TASK GOAL:
Every record should be copied exactly, except that pictures are to be omitted.

RAW RECORDS:

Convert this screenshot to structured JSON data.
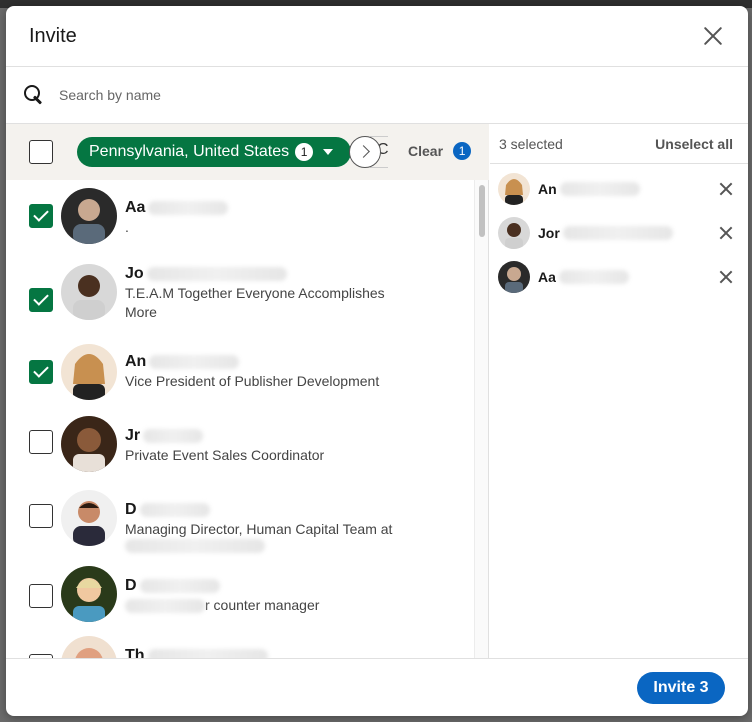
{
  "modal": {
    "title": "Invite"
  },
  "search": {
    "placeholder": "Search by name",
    "value": ""
  },
  "filter": {
    "location_label": "Pennsylvania, United States",
    "location_count": "1",
    "partial_label": "C",
    "clear_label": "Clear",
    "clear_count": "1"
  },
  "people": [
    {
      "name_visible": "Aa",
      "headline": ".",
      "checked": true,
      "avatar_color": "#3b3b3b"
    },
    {
      "name_visible": "Jo",
      "headline": "T.E.A.M Together Everyone Accomplishes",
      "headline2": "More",
      "checked": true,
      "avatar_color": "#5a4a40"
    },
    {
      "name_visible": "An",
      "headline": "Vice President of Publisher Development",
      "checked": true,
      "avatar_color": "#c89868"
    },
    {
      "name_visible": "Jr",
      "headline": "Private Event Sales Coordinator",
      "checked": false,
      "avatar_color": "#4a3020"
    },
    {
      "name_visible": "D",
      "headline": "Managing Director, Human Capital Team at",
      "checked": false,
      "avatar_color": "#6a4a3a"
    },
    {
      "name_visible": "D",
      "headline": "r counter manager",
      "checked": false,
      "avatar_color": "#d8b890"
    },
    {
      "name_visible": "Th",
      "headline": "",
      "checked": false,
      "avatar_color": "#e0a080"
    }
  ],
  "selected": {
    "count_label": "3 selected",
    "unselect_all_label": "Unselect all",
    "items": [
      {
        "name_visible": "An"
      },
      {
        "name_visible": "Jor"
      },
      {
        "name_visible": "Aa"
      }
    ]
  },
  "footer": {
    "invite_label": "Invite 3"
  },
  "colors": {
    "primary": "#0a66c2",
    "success": "#057642"
  }
}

WRITTEN SOLUTION:
Convert this screenshot to structured JSON data.
{
  "modal": {
    "title": "Invite"
  },
  "search": {
    "placeholder": "Search by name",
    "value": ""
  },
  "filter": {
    "location_label": "Pennsylvania, United States",
    "location_count": "1",
    "partial_label": "C",
    "clear_label": "Clear",
    "clear_count": "1"
  },
  "people": [
    {
      "name_visible": "Aa",
      "headline": ".",
      "checked": true,
      "avatar_color": "#3b3b3b"
    },
    {
      "name_visible": "Jo",
      "headline": "T.E.A.M Together Everyone Accomplishes",
      "headline2": "More",
      "checked": true,
      "avatar_color": "#5a4a40"
    },
    {
      "name_visible": "An",
      "headline": "Vice President of Publisher Development",
      "checked": true,
      "avatar_color": "#c89868"
    },
    {
      "name_visible": "Jr",
      "headline": "Private Event Sales Coordinator",
      "checked": false,
      "avatar_color": "#4a3020"
    },
    {
      "name_visible": "D",
      "headline": "Managing Director, Human Capital Team at",
      "checked": false,
      "avatar_color": "#6a4a3a"
    },
    {
      "name_visible": "D",
      "headline": "r counter manager",
      "checked": false,
      "avatar_color": "#d8b890"
    },
    {
      "name_visible": "Th",
      "headline": "",
      "checked": false,
      "avatar_color": "#e0a080"
    }
  ],
  "selected": {
    "count_label": "3 selected",
    "unselect_all_label": "Unselect all",
    "items": [
      {
        "name_visible": "An"
      },
      {
        "name_visible": "Jor"
      },
      {
        "name_visible": "Aa"
      }
    ]
  },
  "footer": {
    "invite_label": "Invite 3"
  },
  "colors": {
    "primary": "#0a66c2",
    "success": "#057642"
  }
}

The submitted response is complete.